***** Records for the task *****
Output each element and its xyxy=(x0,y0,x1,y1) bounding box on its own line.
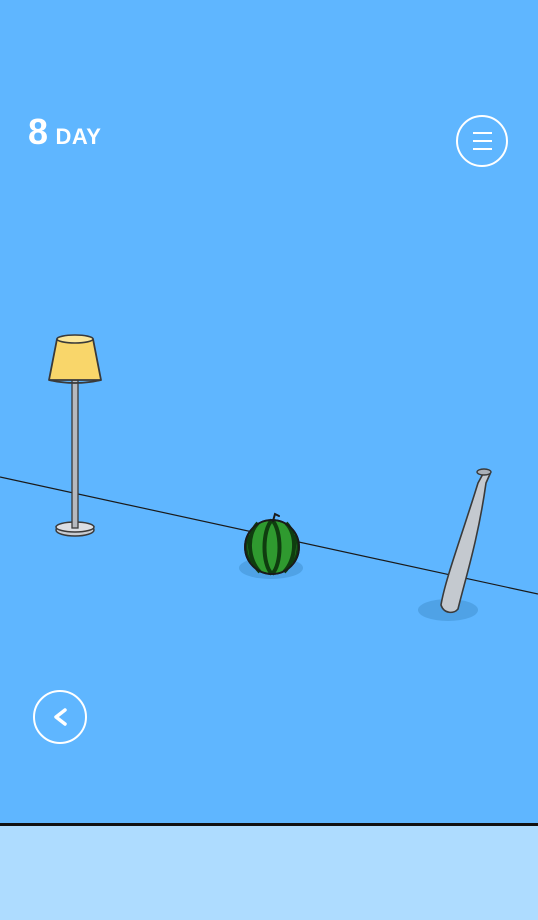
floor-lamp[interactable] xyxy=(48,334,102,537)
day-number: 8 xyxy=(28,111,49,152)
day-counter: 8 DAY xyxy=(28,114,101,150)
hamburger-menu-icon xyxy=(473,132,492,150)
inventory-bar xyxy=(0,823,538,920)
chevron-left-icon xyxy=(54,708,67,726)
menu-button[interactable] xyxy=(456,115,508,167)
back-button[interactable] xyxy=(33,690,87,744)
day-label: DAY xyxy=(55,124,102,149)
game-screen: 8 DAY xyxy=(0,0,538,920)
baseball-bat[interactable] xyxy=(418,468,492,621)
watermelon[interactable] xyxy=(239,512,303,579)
*****
■ Work to do: Rewrite the data above with "bounding box" swapped for "enclosing box" and everything else unchanged, leaving out the pictures.

■ Written solution:
Output each element and its xyxy=(x0,y0,x1,y1) enclosing box on its own line.
floor-lamp[interactable] xyxy=(48,334,102,537)
day-number: 8 xyxy=(28,111,49,152)
day-counter: 8 DAY xyxy=(28,114,101,150)
hamburger-menu-icon xyxy=(473,132,492,150)
inventory-bar xyxy=(0,823,538,920)
chevron-left-icon xyxy=(54,708,67,726)
menu-button[interactable] xyxy=(456,115,508,167)
back-button[interactable] xyxy=(33,690,87,744)
day-label: DAY xyxy=(55,124,102,149)
game-screen: 8 DAY xyxy=(0,0,538,920)
baseball-bat[interactable] xyxy=(418,468,492,621)
watermelon[interactable] xyxy=(239,512,303,579)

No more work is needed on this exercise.